**Problem:** Locate the string "active" in the records below. Copy every line where it occurs.

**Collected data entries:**
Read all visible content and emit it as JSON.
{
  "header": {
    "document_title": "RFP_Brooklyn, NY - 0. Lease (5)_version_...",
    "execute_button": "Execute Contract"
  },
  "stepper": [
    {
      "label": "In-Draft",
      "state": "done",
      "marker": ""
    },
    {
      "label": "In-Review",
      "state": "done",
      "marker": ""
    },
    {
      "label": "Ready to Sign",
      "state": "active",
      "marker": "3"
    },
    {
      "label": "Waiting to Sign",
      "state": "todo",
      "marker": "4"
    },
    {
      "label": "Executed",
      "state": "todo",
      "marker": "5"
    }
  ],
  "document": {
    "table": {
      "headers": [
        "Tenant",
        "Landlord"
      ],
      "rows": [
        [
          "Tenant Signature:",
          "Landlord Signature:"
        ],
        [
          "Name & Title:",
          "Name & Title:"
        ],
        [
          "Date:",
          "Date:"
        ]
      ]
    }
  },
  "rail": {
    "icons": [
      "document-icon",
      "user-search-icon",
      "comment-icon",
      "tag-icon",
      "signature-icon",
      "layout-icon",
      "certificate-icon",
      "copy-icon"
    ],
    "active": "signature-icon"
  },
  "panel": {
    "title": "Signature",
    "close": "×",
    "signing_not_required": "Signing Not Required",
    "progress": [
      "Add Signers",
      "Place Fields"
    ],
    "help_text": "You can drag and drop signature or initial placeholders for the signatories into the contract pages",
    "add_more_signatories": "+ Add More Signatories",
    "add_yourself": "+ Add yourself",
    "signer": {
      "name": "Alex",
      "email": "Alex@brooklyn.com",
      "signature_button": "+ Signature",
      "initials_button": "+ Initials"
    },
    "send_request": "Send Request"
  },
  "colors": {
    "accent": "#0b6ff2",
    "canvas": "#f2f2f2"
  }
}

**Written solution:**
      "state": "active",
    "active": "signature-icon"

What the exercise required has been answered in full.